What the task asks:
Change every "text-line" in the listing below to "line-of-text" and keep all other text the same. Write out the whole listing again, but leave out the pictures.

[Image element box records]
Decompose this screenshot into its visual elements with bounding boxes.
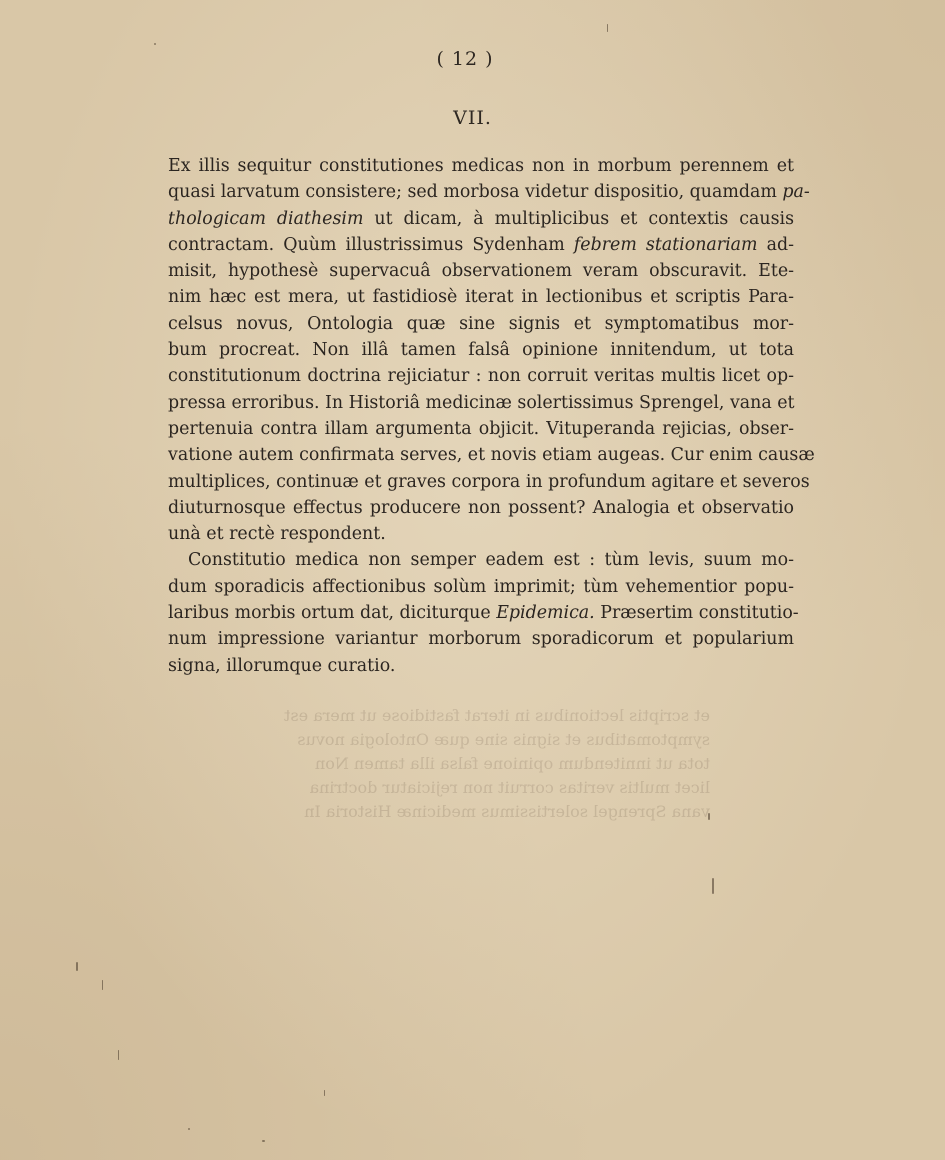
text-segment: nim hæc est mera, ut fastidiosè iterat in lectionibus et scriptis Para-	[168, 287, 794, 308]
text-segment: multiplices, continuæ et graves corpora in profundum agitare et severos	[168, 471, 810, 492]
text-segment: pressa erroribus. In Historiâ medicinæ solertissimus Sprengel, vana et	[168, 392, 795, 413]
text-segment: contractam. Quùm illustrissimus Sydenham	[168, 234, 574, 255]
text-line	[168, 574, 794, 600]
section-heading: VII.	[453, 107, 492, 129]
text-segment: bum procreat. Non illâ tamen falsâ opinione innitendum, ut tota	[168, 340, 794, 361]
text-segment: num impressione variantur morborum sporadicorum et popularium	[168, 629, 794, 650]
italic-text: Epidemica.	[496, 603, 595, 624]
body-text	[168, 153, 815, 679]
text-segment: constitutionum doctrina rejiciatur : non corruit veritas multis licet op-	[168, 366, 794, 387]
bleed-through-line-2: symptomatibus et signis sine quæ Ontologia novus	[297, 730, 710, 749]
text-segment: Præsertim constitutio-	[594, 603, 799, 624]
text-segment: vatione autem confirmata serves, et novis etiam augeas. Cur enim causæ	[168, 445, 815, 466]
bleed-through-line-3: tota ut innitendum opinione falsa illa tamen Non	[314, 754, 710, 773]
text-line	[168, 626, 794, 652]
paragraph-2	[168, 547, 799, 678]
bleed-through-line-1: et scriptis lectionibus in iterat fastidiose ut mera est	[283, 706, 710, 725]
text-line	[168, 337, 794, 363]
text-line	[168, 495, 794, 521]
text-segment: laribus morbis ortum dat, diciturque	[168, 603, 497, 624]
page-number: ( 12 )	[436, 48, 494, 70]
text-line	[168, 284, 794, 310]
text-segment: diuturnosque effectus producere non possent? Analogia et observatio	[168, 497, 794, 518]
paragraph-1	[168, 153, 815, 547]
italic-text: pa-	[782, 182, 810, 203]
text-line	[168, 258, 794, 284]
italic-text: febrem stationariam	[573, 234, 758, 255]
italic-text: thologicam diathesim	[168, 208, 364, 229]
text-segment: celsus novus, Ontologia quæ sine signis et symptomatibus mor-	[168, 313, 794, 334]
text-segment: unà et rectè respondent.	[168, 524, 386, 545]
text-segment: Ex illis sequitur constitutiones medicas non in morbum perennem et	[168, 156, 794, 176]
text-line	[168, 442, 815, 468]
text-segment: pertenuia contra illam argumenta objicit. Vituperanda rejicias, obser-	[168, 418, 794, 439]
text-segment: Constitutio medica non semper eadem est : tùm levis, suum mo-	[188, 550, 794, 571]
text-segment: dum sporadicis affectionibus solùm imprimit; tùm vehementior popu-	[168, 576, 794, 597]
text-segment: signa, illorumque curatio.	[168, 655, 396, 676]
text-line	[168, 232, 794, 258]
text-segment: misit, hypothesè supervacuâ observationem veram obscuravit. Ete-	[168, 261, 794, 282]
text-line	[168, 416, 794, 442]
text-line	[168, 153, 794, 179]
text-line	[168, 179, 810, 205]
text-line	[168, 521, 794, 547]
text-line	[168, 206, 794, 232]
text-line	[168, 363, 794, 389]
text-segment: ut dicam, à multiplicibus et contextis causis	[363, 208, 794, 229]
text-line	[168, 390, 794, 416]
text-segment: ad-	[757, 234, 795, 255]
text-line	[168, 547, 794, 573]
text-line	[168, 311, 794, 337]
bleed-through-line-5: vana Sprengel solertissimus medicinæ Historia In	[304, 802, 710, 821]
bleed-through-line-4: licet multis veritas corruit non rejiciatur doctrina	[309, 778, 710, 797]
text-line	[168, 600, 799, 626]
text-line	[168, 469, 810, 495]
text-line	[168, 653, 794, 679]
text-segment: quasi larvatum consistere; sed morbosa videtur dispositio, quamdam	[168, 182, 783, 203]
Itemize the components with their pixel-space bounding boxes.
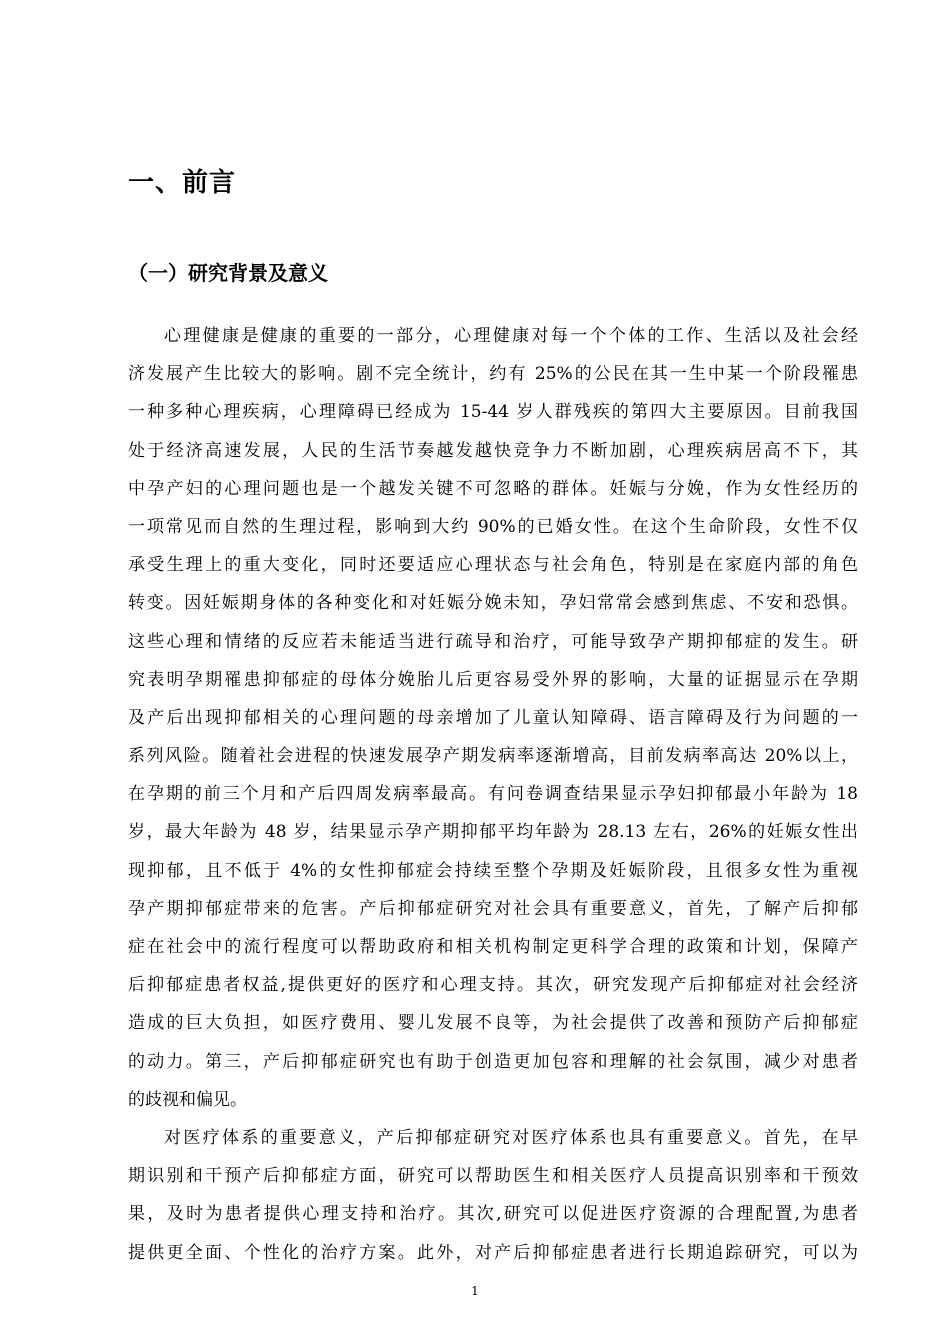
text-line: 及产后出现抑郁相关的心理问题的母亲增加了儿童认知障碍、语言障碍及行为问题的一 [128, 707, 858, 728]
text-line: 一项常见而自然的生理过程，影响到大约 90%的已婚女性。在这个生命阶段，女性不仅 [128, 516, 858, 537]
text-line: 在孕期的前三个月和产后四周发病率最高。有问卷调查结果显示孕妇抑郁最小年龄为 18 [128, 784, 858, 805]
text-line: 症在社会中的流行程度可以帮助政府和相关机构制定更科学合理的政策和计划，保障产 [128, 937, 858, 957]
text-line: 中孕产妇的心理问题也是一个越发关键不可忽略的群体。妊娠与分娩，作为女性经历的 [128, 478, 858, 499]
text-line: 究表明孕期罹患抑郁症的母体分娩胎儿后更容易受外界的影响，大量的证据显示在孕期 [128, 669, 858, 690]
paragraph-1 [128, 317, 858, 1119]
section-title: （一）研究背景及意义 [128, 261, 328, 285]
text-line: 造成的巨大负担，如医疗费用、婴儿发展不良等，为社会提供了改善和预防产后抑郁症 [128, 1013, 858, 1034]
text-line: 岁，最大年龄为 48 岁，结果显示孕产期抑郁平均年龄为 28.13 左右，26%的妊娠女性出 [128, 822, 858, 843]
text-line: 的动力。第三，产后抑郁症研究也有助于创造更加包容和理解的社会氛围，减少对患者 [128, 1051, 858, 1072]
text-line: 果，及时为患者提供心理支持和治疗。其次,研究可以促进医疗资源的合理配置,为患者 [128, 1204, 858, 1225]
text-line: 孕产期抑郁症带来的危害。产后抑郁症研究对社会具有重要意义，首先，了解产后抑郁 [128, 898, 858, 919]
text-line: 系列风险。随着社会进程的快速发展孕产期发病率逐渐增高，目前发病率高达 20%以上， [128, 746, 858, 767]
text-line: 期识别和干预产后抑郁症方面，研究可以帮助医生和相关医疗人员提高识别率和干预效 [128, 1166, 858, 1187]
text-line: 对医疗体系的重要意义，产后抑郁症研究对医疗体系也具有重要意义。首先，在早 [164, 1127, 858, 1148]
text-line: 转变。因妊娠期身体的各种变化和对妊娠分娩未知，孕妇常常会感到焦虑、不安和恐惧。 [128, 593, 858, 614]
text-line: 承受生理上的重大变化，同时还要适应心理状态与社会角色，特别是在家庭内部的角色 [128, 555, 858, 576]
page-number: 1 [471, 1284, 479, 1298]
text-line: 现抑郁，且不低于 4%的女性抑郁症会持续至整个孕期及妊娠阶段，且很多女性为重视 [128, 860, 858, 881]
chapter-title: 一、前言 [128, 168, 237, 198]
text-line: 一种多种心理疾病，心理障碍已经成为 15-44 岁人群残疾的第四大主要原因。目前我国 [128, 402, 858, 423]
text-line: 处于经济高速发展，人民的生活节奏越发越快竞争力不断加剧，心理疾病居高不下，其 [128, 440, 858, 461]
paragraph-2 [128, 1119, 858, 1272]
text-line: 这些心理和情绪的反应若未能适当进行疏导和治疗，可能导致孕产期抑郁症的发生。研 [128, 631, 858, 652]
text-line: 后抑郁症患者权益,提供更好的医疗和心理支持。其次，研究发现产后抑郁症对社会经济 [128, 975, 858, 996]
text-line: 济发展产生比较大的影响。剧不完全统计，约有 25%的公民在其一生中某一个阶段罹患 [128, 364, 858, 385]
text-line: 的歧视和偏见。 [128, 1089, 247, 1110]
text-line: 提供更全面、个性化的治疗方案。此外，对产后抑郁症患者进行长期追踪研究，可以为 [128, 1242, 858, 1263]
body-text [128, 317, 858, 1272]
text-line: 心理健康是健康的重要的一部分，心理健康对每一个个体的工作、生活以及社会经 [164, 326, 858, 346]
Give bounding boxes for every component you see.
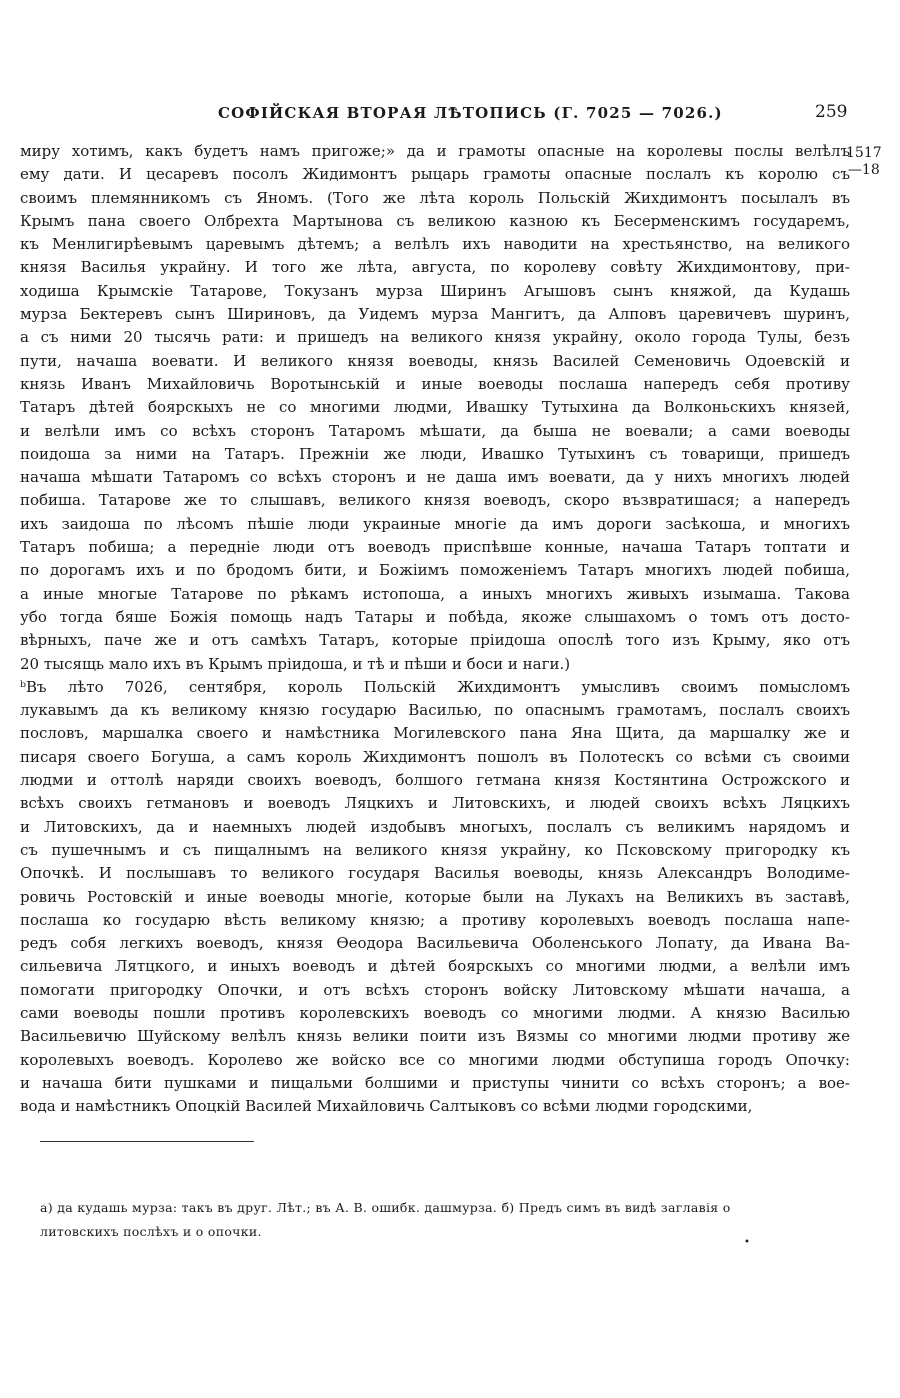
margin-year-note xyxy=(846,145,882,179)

Written solution:
Decompose this screenshot into its visual elements with bounding boxes.
text-segment: nim hæc est mera, ut fastidiosè iterat in lectionibus et scriptis Para-	[168, 287, 794, 308]
text-segment: multiplices, continuæ et graves corpora in profundum agitare et severos	[168, 471, 810, 492]
text-segment: pressa erroribus. In Historiâ medicinæ solertissimus Sprengel, vana et	[168, 392, 795, 413]
text-segment: contractam. Quùm illustrissimus Sydenham	[168, 234, 574, 255]
line-of-text	[168, 574, 794, 600]
section-heading: VII.	[453, 107, 492, 129]
text-segment: bum procreat. Non illâ tamen falsâ opinione innitendum, ut tota	[168, 340, 794, 361]
text-segment: num impressione variantur morborum sporadicorum et popularium	[168, 629, 794, 650]
italic-text: Epidemica.	[496, 603, 595, 624]
body-text	[168, 153, 815, 679]
text-segment: constitutionum doctrina rejiciatur : non corruit veritas multis licet op-	[168, 366, 794, 387]
bleed-through-line-2: symptomatibus et signis sine quæ Ontologia novus	[297, 730, 710, 749]
text-segment: Præsertim constitutio-	[594, 603, 799, 624]
text-segment: vatione autem confirmata serves, et novis etiam augeas. Cur enim causæ	[168, 445, 815, 466]
bleed-through-line-3: tota ut innitendum opinione falsa illa tamen Non	[314, 754, 710, 773]
line-of-text	[168, 626, 794, 652]
paragraph-2	[168, 547, 799, 678]
bleed-through-line-1: et scriptis lectionibus in iterat fastidiose ut mera est	[283, 706, 710, 725]
line-of-text	[168, 337, 794, 363]
line-of-text	[168, 495, 794, 521]
text-segment: laribus morbis ortum dat, diciturque	[168, 603, 497, 624]
page-number: ( 12 )	[436, 48, 494, 70]
line-of-text	[168, 284, 794, 310]
text-segment: diuturnosque effectus producere non possent? Analogia et observatio	[168, 497, 794, 518]
paragraph-1	[168, 153, 815, 547]
italic-text: pa-	[782, 182, 810, 203]
line-of-text	[168, 258, 794, 284]
italic-text: febrem stationariam	[573, 234, 758, 255]
italic-text: thologicam diathesim	[168, 208, 364, 229]
text-segment: celsus novus, Ontologia quæ sine signis et symptomatibus mor-	[168, 313, 794, 334]
text-segment: unà et rectè respondent.	[168, 524, 386, 545]
text-segment: Ex illis sequitur constitutiones medicas non in morbum perennem et	[168, 156, 794, 176]
line-of-text	[168, 442, 815, 468]
text-segment: pertenuia contra illam argumenta objicit. Vituperanda rejicias, obser-	[168, 418, 794, 439]
text-segment: Constitutio medica non semper eadem est : tùm levis, suum mo-	[188, 550, 794, 571]
text-segment: dum sporadicis affectionibus solùm imprimit; tùm vehementior popu-	[168, 576, 794, 597]
text-segment: signa, illorumque curatio.	[168, 655, 396, 676]
line-of-text	[168, 232, 794, 258]
text-segment: misit, hypothesè supervacuâ observationem veram obscuravit. Ete-	[168, 261, 794, 282]
line-of-text	[168, 416, 794, 442]
line-of-text	[168, 153, 794, 179]
line-of-text	[168, 179, 810, 205]
line-of-text	[168, 521, 794, 547]
line-of-text	[168, 206, 794, 232]
line-of-text	[168, 363, 794, 389]
text-segment: ut dicam, à multiplicibus et contextis causis	[363, 208, 794, 229]
line-of-text	[168, 390, 794, 416]
text-segment: ad-	[757, 234, 795, 255]
line-of-text	[168, 547, 794, 573]
line-of-text	[168, 311, 794, 337]
bleed-through-line-5: vana Sprengel solertissimus medicinæ Historia In	[304, 802, 710, 821]
bleed-through-line-4: licet multis veritas corruit non rejiciatur doctrina	[309, 778, 710, 797]
line-of-text	[168, 600, 799, 626]
line-of-text	[168, 469, 810, 495]
line-of-text	[168, 653, 794, 679]
text-segment: quasi larvatum consistere; sed morbosa videtur dispositio, quamdam	[168, 182, 783, 203]
Itemize the components with their pixel-space bounding boxes.
line-of-text: 及产后出现抑郁相关的心理问题的母亲增加了儿童认知障碍、语言障碍及行为问题的一 [128, 707, 858, 728]
line-of-text: 一项常见而自然的生理过程，影响到大约 90%的已婚女性。在这个生命阶段，女性不仅 [128, 516, 858, 537]
line-of-text: 在孕期的前三个月和产后四周发病率最高。有问卷调查结果显示孕妇抑郁最小年龄为 18 [128, 784, 858, 805]
line-of-text: 症在社会中的流行程度可以帮助政府和相关机构制定更科学合理的政策和计划，保障产 [128, 937, 858, 957]
line-of-text: 中孕产妇的心理问题也是一个越发关键不可忽略的群体。妊娠与分娩，作为女性经历的 [128, 478, 858, 499]
line-of-text: 究表明孕期罹患抑郁症的母体分娩胎儿后更容易受外界的影响，大量的证据显示在孕期 [128, 669, 858, 690]
paragraph-1 [128, 317, 858, 1119]
section-title: （一）研究背景及意义 [128, 261, 328, 285]
line-of-text: 造成的巨大负担，如医疗费用、婴儿发展不良等，为社会提供了改善和预防产后抑郁症 [128, 1013, 858, 1034]
line-of-text: 岁，最大年龄为 48 岁，结果显示孕产期抑郁平均年龄为 28.13 左右，26%的妊娠女性出 [128, 822, 858, 843]
line-of-text: 的动力。第三，产后抑郁症研究也有助于创造更加包容和理解的社会氛围，减少对患者 [128, 1051, 858, 1072]
line-of-text: 果，及时为患者提供心理支持和治疗。其次,研究可以促进医疗资源的合理配置,为患者 [128, 1204, 858, 1225]
line-of-text: 孕产期抑郁症带来的危害。产后抑郁症研究对社会具有重要意义，首先，了解产后抑郁 [128, 898, 858, 919]
line-of-text: 系列风险。随着社会进程的快速发展孕产期发病率逐渐增高，目前发病率高达 20%以上， [128, 746, 858, 767]
line-of-text: 期识别和干预产后抑郁症方面，研究可以帮助医生和相关医疗人员提高识别率和干预效 [128, 1166, 858, 1187]
line-of-text: 对医疗体系的重要意义，产后抑郁症研究对医疗体系也具有重要意义。首先，在早 [164, 1127, 858, 1148]
line-of-text: 转变。因妊娠期身体的各种变化和对妊娠分娩未知，孕妇常常会感到焦虑、不安和恐惧。 [128, 593, 858, 614]
line-of-text: 承受生理上的重大变化，同时还要适应心理状态与社会角色，特别是在家庭内部的角色 [128, 555, 858, 576]
page-number: 1 [471, 1284, 479, 1298]
line-of-text: 现抑郁，且不低于 4%的女性抑郁症会持续至整个孕期及妊娠阶段，且很多女性为重视 [128, 860, 858, 881]
chapter-title: 一、前言 [128, 168, 237, 198]
line-of-text: 一种多种心理疾病，心理障碍已经成为 15-44 岁人群残疾的第四大主要原因。目前我国 [128, 402, 858, 423]
line-of-text: 处于经济高速发展，人民的生活节奏越发越快竞争力不断加剧，心理疾病居高不下，其 [128, 440, 858, 461]
paragraph-2 [128, 1119, 858, 1272]
line-of-text: 这些心理和情绪的反应若未能适当进行疏导和治疗，可能导致孕产期抑郁症的发生。研 [128, 631, 858, 652]
line-of-text: 后抑郁症患者权益,提供更好的医疗和心理支持。其次，研究发现产后抑郁症对社会经济 [128, 975, 858, 996]
line-of-text: 济发展产生比较大的影响。剧不完全统计，约有 25%的公民在其一生中某一个阶段罹患 [128, 364, 858, 385]
line-of-text: 的歧视和偏见。 [128, 1089, 247, 1110]
line-of-text: 提供更全面、个性化的治疗方案。此外，对产后抑郁症患者进行长期追踪研究，可以为 [128, 1242, 858, 1263]
body-text [128, 317, 858, 1272]
line-of-text: 心理健康是健康的重要的一部分，心理健康对每一个个体的工作、生活以及社会经 [164, 326, 858, 346]
Give bounding boxes for every component you see.
margin-year-note xyxy=(846,145,882,179)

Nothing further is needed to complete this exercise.